§ **Exercise materials**
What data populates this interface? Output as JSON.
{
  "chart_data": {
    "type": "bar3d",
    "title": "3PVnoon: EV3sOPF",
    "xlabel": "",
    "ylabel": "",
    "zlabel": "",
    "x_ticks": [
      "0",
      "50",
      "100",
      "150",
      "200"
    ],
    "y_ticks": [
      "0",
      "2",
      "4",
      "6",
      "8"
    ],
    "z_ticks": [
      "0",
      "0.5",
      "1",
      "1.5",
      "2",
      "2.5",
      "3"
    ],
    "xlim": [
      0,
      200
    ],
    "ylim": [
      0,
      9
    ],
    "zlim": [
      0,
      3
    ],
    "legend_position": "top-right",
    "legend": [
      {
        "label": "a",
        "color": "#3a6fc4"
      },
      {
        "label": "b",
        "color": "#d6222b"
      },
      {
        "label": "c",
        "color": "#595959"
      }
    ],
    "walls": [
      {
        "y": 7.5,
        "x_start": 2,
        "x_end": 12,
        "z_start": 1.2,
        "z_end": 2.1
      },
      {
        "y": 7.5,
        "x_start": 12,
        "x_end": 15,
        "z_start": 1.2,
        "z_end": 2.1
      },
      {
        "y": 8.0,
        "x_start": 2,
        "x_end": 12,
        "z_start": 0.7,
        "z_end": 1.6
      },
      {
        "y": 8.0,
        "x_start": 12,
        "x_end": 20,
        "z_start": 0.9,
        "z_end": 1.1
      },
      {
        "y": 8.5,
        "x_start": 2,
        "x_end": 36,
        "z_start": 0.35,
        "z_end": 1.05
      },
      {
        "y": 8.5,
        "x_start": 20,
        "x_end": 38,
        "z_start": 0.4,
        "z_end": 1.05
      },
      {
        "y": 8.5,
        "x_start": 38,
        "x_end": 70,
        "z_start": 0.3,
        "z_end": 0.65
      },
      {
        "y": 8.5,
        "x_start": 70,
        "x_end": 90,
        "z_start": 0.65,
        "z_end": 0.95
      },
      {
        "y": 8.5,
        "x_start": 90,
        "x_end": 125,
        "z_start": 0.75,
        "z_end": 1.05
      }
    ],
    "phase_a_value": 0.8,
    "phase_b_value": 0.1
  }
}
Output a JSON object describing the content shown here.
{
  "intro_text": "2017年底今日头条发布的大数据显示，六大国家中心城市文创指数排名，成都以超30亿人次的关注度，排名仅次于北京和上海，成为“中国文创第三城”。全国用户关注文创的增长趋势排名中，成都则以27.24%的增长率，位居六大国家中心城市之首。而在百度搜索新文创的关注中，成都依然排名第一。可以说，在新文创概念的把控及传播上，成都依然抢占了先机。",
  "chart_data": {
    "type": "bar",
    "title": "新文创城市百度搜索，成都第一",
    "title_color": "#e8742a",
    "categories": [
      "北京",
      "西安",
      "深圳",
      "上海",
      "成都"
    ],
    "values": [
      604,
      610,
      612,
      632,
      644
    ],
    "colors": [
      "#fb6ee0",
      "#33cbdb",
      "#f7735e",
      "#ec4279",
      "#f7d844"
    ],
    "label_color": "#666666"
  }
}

§ **What the exercise asks**
Set all of the records down again, exactly as they stand.

§ **Worked solution**
What data populates this interface? Output as JSON.
{
  "chart_data": {
    "type": "bar3d",
    "title": "3PVnoon: EV3sOPF",
    "xlabel": "",
    "ylabel": "",
    "zlabel": "",
    "x_ticks": [
      "0",
      "50",
      "100",
      "150",
      "200"
    ],
    "y_ticks": [
      "0",
      "2",
      "4",
      "6",
      "8"
    ],
    "z_ticks": [
      "0",
      "0.5",
      "1",
      "1.5",
      "2",
      "2.5",
      "3"
    ],
    "xlim": [
      0,
      200
    ],
    "ylim": [
      0,
      9
    ],
    "zlim": [
      0,
      3
    ],
    "legend_position": "top-right",
    "legend": [
      {
        "label": "a",
        "color": "#3a6fc4"
      },
      {
        "label": "b",
        "color": "#d6222b"
      },
      {
        "label": "c",
        "color": "#595959"
      }
    ],
    "walls": [
      {
        "y": 7.5,
        "x_start": 2,
        "x_end": 12,
        "z_start": 1.2,
        "z_end": 2.1
      },
      {
        "y": 7.5,
        "x_start": 12,
        "x_end": 15,
        "z_start": 1.2,
        "z_end": 2.1
      },
      {
        "y": 8.0,
        "x_start": 2,
        "x_end": 12,
        "z_start": 0.7,
        "z_end": 1.6
      },
      {
        "y": 8.0,
        "x_start": 12,
        "x_end": 20,
        "z_start": 0.9,
        "z_end": 1.1
      },
      {
        "y": 8.5,
        "x_start": 2,
        "x_end": 36,
        "z_start": 0.35,
        "z_end": 1.05
      },
      {
        "y": 8.5,
        "x_start": 20,
        "x_end": 38,
        "z_start": 0.4,
        "z_end": 1.05
      },
      {
        "y": 8.5,
        "x_start": 38,
        "x_end": 70,
        "z_start": 0.3,
        "z_end": 0.65
      },
      {
        "y": 8.5,
        "x_start": 70,
        "x_end": 90,
        "z_start": 0.65,
        "z_end": 0.95
      },
      {
        "y": 8.5,
        "x_start": 90,
        "x_end": 125,
        "z_start": 0.75,
        "z_end": 1.05
      }
    ],
    "phase_a_value": 0.8,
    "phase_b_value": 0.1
  }
}
Output a JSON object describing the content shown here.
{
  "intro_text": "2017年底今日头条发布的大数据显示，六大国家中心城市文创指数排名，成都以超30亿人次的关注度，排名仅次于北京和上海，成为“中国文创第三城”。全国用户关注文创的增长趋势排名中，成都则以27.24%的增长率，位居六大国家中心城市之首。而在百度搜索新文创的关注中，成都依然排名第一。可以说，在新文创概念的把控及传播上，成都依然抢占了先机。",
  "chart_data": {
    "type": "bar",
    "title": "新文创城市百度搜索，成都第一",
    "title_color": "#e8742a",
    "categories": [
      "北京",
      "西安",
      "深圳",
      "上海",
      "成都"
    ],
    "values": [
      604,
      610,
      612,
      632,
      644
    ],
    "colors": [
      "#fb6ee0",
      "#33cbdb",
      "#f7735e",
      "#ec4279",
      "#f7d844"
    ],
    "label_color": "#666666"
  }
}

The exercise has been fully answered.